**What you need to do**
[1] Duplicate the passage of the Opinaca Reservoir text that starts at "- Location: Nord-du-Québec, Quebec" and ends at "(400 sq mi)".
[2] In the prose paragraphs of the Opinaca Reservoir text, which other bodies of water are named to describe the reservoir's location or connections? List every one.

**Selected excerpt**
· · · · ·

- Location: Nord-du-Québec, Quebec
- Coordinates: 52°38′58″N 76°19′54″W﻿ / ﻿52.64944°N 76.33167°W
- Primary inflows: Opinaca River
- Primary outflows: Opinaca River
- Catchment area: 30,000 km^{2} (12,000 sq mi)
- Basin countries: Canada
- Surface area: 1,040 km^{2} (400 sq mi)
- Average depth: 8.2 m (27 ft)
- Max. depth: 51 m (167 ft)
- Water volume: 8.5 km^{3} (6,900,000 acre⋅ft)
- Residence time: 0.34 years
- Shore length^{1}: 2,200 km (1,400 mi)
- Surface elevation: 216 m (709 ft)
- Frozen: December to May

= Opinaca Reservoir =

Lake in the northwest of Quebec, Canada

Opinaca Reservoir is a lake in the northwest of the province of Quebec in Canada. It is located 140 km east of James Bay, south of the Robert-Bourassa Reservoir and south of Lac Sakami. It is connected by a 41 km narrows to the Eastmain Reservoir located east.

Opinaca Reservoir is a reservoir of the James Bay Project with an elevation of 216 m and an area of 1040 km2.

· · · · ·

**Available data**
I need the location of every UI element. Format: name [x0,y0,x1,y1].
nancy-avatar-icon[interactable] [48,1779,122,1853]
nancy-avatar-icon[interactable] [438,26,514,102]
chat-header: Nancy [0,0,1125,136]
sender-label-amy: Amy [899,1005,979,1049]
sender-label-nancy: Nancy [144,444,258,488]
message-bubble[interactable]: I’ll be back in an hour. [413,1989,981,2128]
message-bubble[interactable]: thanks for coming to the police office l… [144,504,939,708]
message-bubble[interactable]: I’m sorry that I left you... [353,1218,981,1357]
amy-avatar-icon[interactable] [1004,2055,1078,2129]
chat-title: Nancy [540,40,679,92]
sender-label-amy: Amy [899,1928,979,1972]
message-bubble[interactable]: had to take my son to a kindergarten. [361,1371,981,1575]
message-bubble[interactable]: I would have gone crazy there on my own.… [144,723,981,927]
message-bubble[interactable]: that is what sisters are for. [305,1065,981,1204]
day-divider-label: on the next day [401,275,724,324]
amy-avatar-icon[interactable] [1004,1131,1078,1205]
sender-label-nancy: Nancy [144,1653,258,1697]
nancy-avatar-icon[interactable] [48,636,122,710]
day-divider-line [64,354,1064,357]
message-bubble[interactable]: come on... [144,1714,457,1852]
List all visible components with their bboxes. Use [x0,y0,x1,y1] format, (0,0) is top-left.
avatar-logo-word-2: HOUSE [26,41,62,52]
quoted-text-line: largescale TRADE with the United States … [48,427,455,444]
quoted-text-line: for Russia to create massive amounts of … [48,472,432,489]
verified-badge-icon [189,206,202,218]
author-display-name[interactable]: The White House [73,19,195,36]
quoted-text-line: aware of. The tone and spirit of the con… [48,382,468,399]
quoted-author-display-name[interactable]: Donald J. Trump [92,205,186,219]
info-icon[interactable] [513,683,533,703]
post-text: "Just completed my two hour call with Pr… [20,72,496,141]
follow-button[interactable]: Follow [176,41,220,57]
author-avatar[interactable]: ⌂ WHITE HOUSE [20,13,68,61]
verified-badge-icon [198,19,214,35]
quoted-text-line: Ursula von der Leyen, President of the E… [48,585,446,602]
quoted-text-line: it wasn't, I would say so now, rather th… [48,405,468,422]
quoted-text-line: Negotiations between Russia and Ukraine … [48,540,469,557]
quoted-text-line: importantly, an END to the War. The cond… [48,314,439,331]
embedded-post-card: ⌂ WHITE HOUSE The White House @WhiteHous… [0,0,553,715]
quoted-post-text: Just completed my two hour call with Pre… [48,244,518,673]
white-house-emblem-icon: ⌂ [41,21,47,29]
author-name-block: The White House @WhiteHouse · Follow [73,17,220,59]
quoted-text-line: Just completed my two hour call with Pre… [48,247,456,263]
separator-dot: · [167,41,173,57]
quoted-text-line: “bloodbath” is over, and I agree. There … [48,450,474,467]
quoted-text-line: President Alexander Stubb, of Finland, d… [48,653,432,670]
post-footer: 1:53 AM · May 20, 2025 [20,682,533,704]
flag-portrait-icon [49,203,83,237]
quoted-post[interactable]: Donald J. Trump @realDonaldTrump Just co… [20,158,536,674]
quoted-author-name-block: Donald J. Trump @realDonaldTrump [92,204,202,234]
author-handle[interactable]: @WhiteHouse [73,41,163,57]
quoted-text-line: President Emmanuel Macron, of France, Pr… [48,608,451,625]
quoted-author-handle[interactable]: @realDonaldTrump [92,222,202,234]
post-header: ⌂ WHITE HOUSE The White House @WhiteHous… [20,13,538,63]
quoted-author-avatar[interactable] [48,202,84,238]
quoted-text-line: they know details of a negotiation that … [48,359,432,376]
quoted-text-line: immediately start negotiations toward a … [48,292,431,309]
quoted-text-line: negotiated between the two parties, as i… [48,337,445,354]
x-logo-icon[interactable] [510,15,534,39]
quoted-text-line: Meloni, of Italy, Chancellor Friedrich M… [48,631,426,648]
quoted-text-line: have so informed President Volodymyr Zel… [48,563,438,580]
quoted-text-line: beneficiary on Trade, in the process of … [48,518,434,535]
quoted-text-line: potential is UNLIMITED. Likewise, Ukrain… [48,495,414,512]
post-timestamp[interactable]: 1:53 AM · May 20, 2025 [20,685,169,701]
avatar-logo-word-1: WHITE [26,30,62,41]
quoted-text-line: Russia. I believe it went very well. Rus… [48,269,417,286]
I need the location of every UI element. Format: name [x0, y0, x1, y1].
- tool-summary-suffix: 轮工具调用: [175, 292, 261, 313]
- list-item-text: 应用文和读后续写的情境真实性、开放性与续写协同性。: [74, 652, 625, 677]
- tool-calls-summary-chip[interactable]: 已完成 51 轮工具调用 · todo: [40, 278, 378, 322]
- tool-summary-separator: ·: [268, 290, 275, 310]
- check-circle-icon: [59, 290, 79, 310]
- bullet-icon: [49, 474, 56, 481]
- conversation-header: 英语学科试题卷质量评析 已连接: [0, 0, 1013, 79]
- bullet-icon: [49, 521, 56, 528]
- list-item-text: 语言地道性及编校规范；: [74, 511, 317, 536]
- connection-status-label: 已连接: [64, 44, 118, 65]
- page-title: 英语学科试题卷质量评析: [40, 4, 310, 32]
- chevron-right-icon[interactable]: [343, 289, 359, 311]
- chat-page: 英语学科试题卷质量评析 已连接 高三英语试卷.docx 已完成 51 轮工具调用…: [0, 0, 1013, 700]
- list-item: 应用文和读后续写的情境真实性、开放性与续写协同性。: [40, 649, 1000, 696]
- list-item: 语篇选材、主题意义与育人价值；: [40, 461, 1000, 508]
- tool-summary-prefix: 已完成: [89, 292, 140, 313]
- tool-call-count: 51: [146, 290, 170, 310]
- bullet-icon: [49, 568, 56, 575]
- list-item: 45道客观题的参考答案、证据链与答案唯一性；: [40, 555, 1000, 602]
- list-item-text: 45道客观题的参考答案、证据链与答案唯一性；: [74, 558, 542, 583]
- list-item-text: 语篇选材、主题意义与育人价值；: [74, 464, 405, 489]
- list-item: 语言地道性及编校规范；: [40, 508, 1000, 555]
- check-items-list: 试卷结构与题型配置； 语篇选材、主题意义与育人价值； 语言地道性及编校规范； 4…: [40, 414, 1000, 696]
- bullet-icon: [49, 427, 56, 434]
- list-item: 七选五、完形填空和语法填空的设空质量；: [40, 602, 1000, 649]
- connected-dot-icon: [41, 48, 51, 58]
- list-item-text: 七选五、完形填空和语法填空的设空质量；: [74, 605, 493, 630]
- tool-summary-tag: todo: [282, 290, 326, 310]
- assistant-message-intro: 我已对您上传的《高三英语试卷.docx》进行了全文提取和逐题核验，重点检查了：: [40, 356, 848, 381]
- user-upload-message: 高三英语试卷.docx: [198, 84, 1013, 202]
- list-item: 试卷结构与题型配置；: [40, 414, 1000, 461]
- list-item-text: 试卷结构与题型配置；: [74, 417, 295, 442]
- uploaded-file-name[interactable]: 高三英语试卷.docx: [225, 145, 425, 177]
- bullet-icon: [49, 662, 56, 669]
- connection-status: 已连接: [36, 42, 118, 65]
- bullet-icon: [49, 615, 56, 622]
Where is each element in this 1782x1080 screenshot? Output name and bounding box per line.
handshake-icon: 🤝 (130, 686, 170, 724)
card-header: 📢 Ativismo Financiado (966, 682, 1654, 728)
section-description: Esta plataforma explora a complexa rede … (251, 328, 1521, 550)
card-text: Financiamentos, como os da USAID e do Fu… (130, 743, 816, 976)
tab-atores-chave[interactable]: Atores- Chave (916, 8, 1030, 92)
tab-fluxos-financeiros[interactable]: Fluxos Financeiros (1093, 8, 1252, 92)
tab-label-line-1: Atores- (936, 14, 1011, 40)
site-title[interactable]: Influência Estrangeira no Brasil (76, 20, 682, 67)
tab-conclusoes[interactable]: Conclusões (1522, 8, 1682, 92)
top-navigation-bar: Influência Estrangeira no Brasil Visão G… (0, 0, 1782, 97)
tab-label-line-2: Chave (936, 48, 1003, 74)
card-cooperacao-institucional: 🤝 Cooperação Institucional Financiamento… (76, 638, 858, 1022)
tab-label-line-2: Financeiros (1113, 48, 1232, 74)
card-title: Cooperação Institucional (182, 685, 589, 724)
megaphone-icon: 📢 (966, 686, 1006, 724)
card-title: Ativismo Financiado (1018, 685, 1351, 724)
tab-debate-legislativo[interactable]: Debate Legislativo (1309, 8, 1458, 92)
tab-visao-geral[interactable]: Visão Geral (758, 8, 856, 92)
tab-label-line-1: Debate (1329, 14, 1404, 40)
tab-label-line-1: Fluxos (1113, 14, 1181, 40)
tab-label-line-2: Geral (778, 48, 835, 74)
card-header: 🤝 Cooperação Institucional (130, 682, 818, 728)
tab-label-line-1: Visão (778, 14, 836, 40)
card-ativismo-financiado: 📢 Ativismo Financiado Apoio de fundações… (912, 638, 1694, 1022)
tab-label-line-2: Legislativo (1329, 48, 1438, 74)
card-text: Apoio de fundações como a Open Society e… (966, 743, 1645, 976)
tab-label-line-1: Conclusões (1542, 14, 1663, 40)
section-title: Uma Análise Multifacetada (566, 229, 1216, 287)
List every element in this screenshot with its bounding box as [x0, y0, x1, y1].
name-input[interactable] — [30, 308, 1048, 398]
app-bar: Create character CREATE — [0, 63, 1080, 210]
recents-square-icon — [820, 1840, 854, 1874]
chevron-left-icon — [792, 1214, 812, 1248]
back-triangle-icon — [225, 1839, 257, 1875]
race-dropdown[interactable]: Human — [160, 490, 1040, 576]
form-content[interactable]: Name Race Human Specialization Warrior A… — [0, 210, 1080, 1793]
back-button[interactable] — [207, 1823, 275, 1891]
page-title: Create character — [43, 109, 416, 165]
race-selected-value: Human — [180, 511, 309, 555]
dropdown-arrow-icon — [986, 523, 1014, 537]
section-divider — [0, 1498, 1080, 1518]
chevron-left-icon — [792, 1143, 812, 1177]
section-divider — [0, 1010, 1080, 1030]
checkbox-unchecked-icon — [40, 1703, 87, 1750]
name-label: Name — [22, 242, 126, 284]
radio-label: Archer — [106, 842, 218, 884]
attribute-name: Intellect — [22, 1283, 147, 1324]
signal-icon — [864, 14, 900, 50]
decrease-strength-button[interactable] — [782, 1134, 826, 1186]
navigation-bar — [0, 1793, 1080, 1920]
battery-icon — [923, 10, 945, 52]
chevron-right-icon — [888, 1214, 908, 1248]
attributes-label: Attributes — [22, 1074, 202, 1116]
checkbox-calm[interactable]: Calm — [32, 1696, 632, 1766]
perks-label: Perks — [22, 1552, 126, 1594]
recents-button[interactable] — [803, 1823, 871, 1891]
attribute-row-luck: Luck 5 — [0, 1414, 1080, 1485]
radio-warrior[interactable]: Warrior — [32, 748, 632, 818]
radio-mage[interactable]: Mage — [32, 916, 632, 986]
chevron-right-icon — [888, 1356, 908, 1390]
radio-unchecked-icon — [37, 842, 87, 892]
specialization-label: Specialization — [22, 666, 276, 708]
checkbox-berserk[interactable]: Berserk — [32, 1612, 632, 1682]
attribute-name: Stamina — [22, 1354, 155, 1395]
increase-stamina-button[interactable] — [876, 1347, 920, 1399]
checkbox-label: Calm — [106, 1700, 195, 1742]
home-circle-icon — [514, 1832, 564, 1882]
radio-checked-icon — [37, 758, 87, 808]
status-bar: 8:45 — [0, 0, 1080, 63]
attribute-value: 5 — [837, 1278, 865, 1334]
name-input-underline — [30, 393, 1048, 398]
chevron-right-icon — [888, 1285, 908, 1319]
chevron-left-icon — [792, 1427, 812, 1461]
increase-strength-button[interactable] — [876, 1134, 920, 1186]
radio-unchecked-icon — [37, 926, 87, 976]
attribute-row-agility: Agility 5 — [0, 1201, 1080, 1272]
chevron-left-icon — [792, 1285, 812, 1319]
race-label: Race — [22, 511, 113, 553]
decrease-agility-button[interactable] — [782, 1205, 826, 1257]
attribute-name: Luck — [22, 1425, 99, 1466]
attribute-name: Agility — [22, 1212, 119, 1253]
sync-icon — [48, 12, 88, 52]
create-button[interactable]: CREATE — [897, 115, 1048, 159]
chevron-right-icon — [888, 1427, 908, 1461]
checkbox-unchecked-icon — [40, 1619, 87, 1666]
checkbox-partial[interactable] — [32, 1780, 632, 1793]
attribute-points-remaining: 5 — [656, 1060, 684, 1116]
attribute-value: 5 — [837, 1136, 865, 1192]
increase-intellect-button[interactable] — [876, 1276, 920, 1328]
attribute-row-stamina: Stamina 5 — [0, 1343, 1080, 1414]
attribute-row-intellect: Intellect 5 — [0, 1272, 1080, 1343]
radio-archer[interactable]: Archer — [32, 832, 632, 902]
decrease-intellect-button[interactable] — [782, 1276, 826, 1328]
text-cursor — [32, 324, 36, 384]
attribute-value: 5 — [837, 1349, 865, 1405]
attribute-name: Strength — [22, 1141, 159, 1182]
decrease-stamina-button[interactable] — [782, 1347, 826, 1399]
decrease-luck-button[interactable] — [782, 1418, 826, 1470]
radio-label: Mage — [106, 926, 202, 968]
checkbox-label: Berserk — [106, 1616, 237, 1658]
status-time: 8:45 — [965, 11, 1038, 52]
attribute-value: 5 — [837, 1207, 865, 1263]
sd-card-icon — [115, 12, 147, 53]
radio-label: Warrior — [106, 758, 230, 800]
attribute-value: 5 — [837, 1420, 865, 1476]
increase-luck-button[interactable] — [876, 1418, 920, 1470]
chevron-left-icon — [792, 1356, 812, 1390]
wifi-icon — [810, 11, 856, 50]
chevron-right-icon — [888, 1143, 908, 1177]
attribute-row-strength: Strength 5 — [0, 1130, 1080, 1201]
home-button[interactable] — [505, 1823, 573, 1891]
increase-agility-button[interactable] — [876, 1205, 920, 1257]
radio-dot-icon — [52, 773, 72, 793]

· · · · ·

**Your written answers**
[1]
- Location: Nord-du-Québec, Quebec
- Coordinates: 52°38′58″N 76°19′54″W﻿ / ﻿52.64944°N 76.33167°W
- Primary inflows: Opinaca River
- Primary outflows: Opinaca River
- Catchment area: 30,000 km^{2} (12,000 sq mi)
- Basin countries: Canada
- Surface area: 1,040 km^{2} (400 sq mi)

[2]
- James Bay
- Robert-Bourassa Reservoir
- Lac Sakami
- Eastmain Reservoir